* What you are asked to do:
Set each record down exactly, excluding all images.

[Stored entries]
Begin

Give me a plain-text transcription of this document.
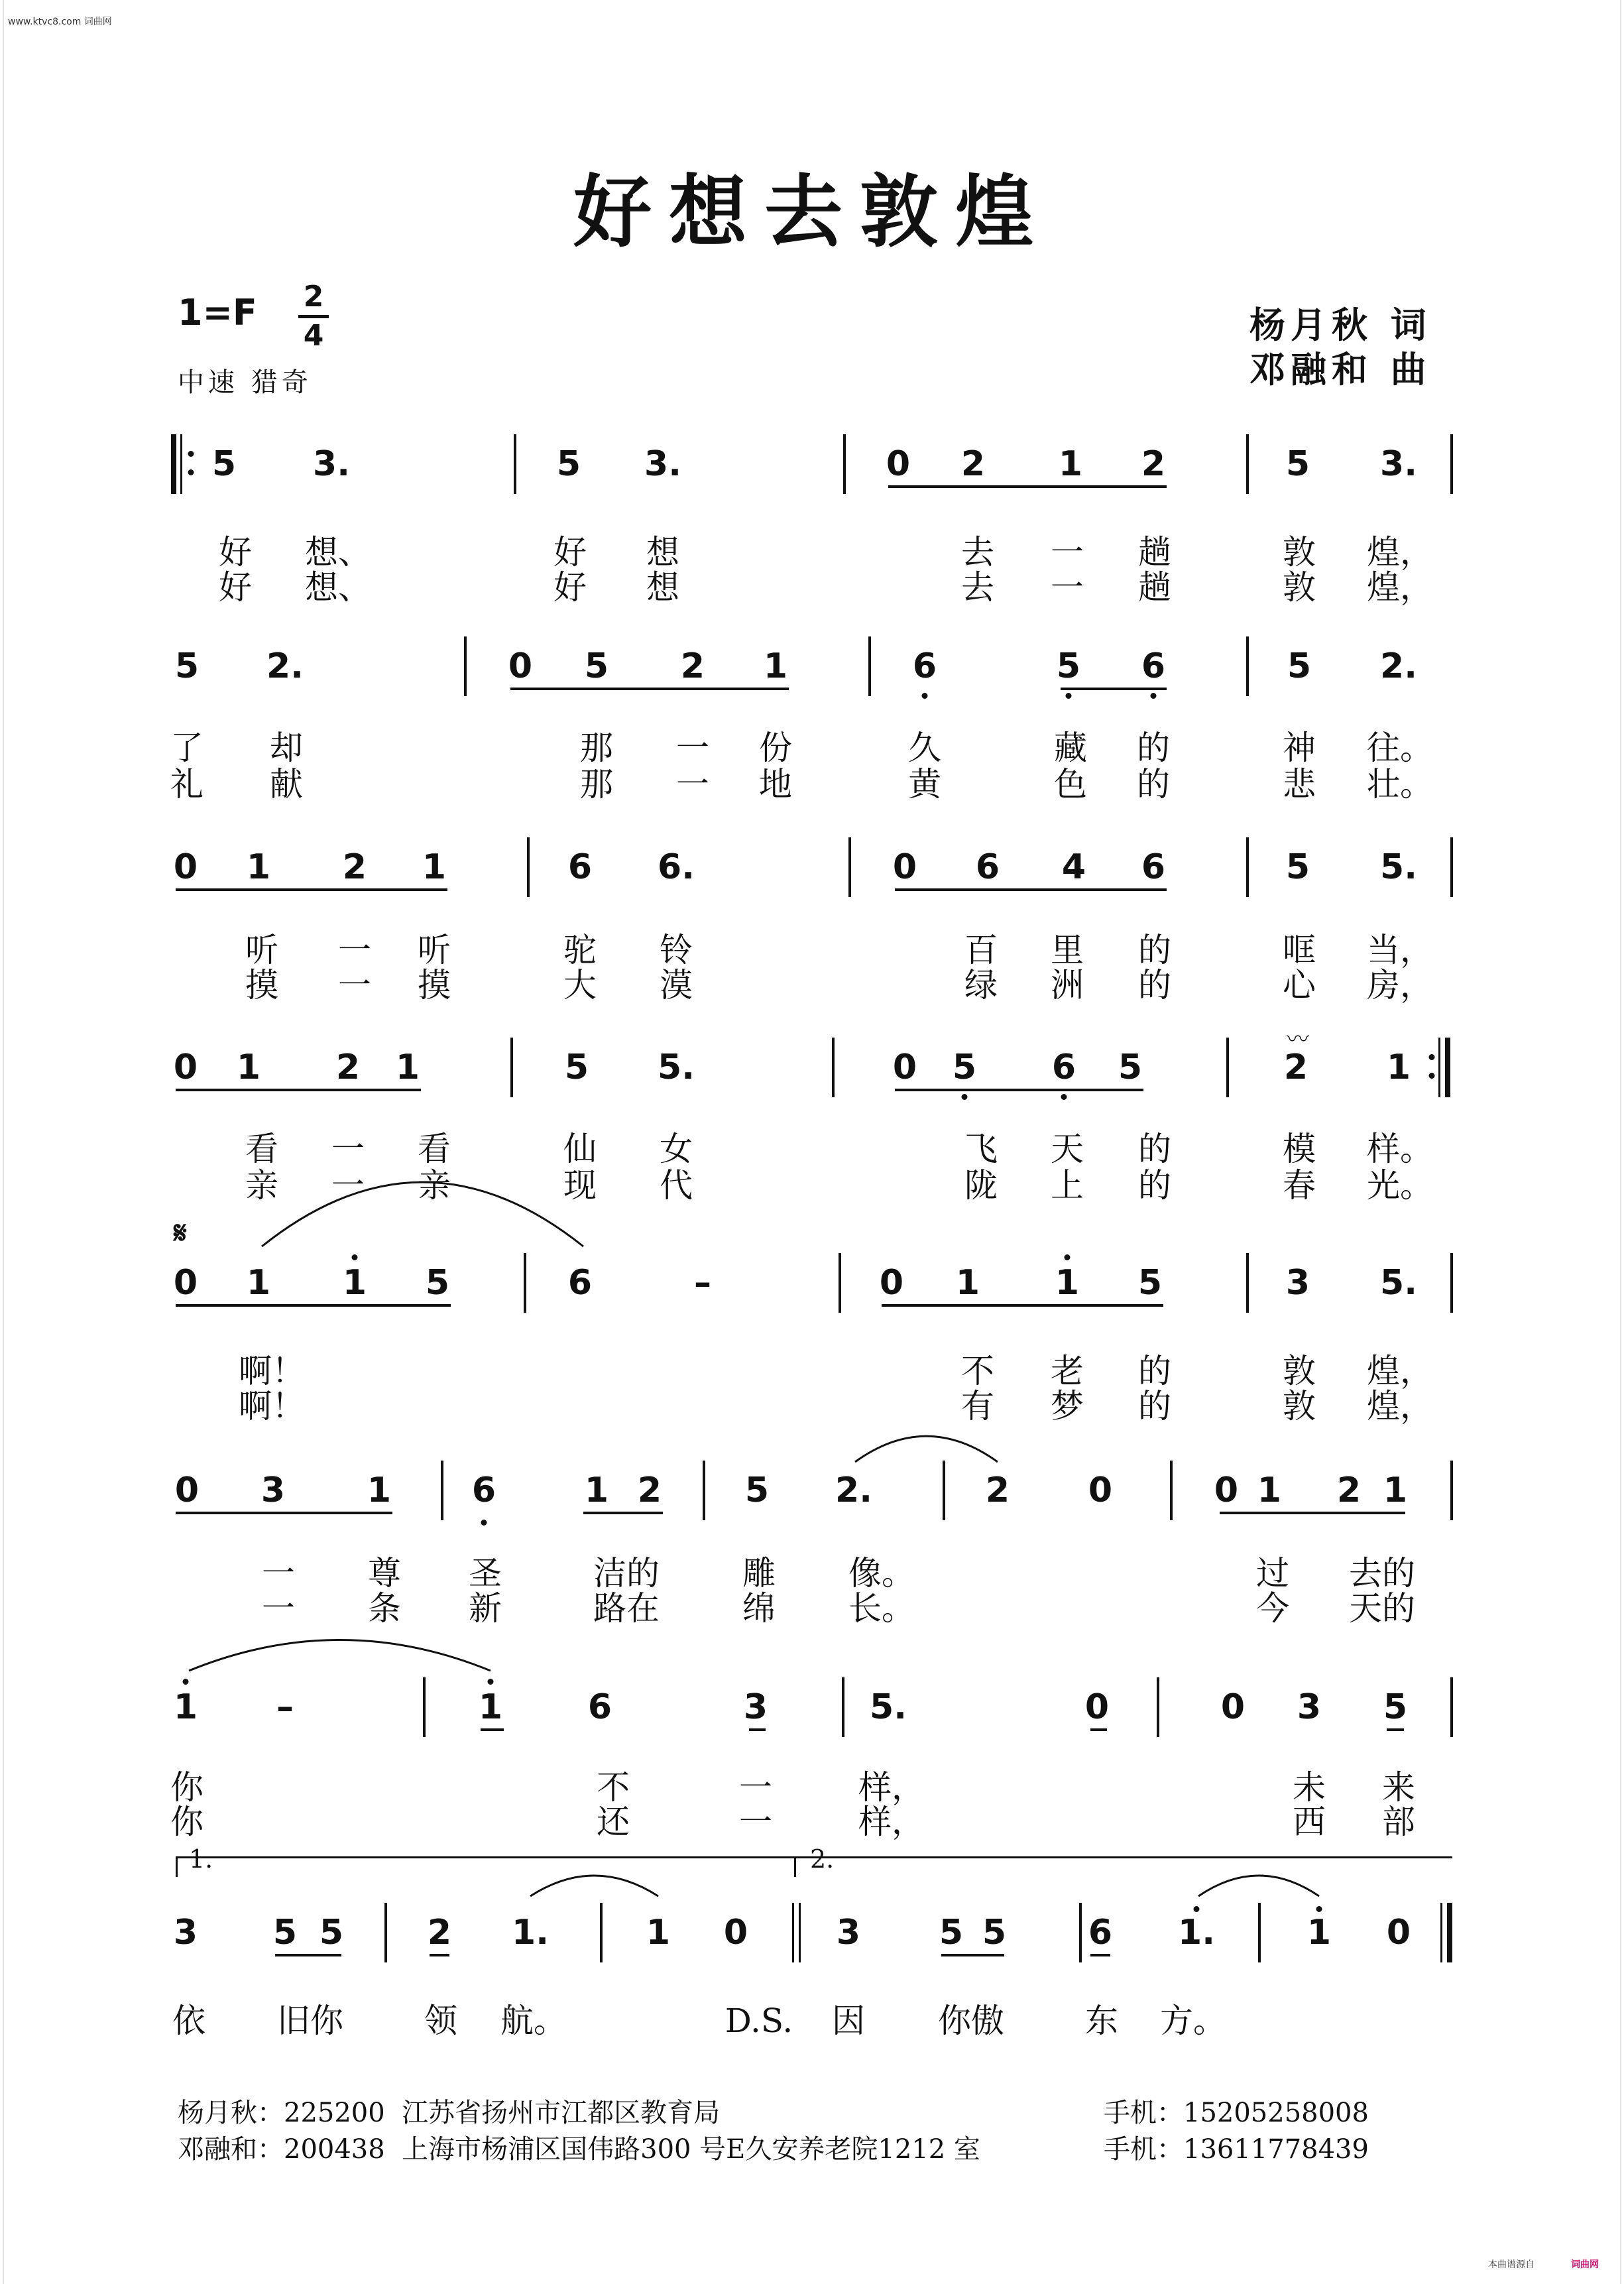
www.ktvc8.com 词曲网
好想去敦煌
1=F 2
4
中速 猎奇
杨月秋 词
邓融和 曲
5 3.	5 3.	0 2 1 2	5 3.
好
好
想、
想、
好
好
想
想
去
去
一
一
趟
趟
敦
敦
煌，
煌，
5 2.	0 5 2 1	6	5 6	5 2.
了
礼
却
献
那
那
一
一
份
地
久
黄
藏
色
的
的
神
悲
往。
壮。
0 1 2 1	6 6.	0 6 4 6	5 5.
听
摸
一
一
听
摸
驼
大
铃
漠
百
绿
里
洲
的
的
哐
心
当，
房，
0 1 2 1	5 5.	0 5 6 5	2 1
看
亲
一
一
看
亲
仙
现
女
代
飞
陇
天
上
的
的
模
春
样。
光。
0 1 1 5	6	–	0 1 1 5	3 5.
啊！
啊！
不
有
老
梦
的
的
敦
敦
煌，
煌，
0 3 1 6	1 2 5 2.	2 0	0 1 2 1
一
一
尊
条
圣
新
洁的
路在
雕
绵
像。
长。
过
今
去的
天的
1 –	1 6	3	5.	0	0 3 5
你
你
不
还
一
一
样，
样，
未
西
来
部
3 5 5 2 1.	1 0	3 5 5 6 1.	1 0
依 旧你 领 航。	D.S. 因 你傲 东 方。
𝄋
1.	2.
〰
杨月秋：225200  江苏省扬州市江都区教育局	手机：15205258008
邓融和：200438  上海市杨浦区国伟路300 号E久安养老院1212 室	手机：13611778439
本曲谱源自	词曲网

End

* Full solution:
Give me a plain-text transcription of this document.
www.ktvc8.com 词曲网
好想去敦煌
1=F 2
4
中速 猎奇
杨月秋 词
邓融和 曲
5 3.	5 3.	0 2 1 2	5 3.
好
好
想、
想、
好
好
想
想
去
去
一
一
趟
趟
敦
敦
煌，
煌，
5 2.	0 5 2 1	6	5 6	5 2.
了
礼
却
献
那
那
一
一
份
地
久
黄
藏
色
的
的
神
悲
往。
壮。
0 1 2 1	6 6.	0 6 4 6	5 5.
听
摸
一
一
听
摸
驼
大
铃
漠
百
绿
里
洲
的
的
哐
心
当，
房，
0 1 2 1	5 5.	0 5 6 5	2 1
看
亲
一
一
看
亲
仙
现
女
代
飞
陇
天
上
的
的
模
春
样。
光。
0 1 1 5	6	–	0 1 1 5	3 5.
啊！
啊！
不
有
老
梦
的
的
敦
敦
煌，
煌，
0 3 1 6	1 2 5 2.	2 0	0 1 2 1
一
一
尊
条
圣
新
洁的
路在
雕
绵
像。
长。
过
今
去的
天的
1 –	1 6	3	5.	0	0 3 5
你
你
不
还
一
一
样，
样，
未
西
来
部
3 5 5 2 1.	1 0	3 5 5 6 1.	1 0
依 旧你 领 航。	D.S. 因 你傲 东 方。
𝄋
1.	2.
〰
杨月秋：225200  江苏省扬州市江都区教育局	手机：15205258008
邓融和：200438  上海市杨浦区国伟路300 号E久安养老院1212 室	手机：13611778439
本曲谱源自	词曲网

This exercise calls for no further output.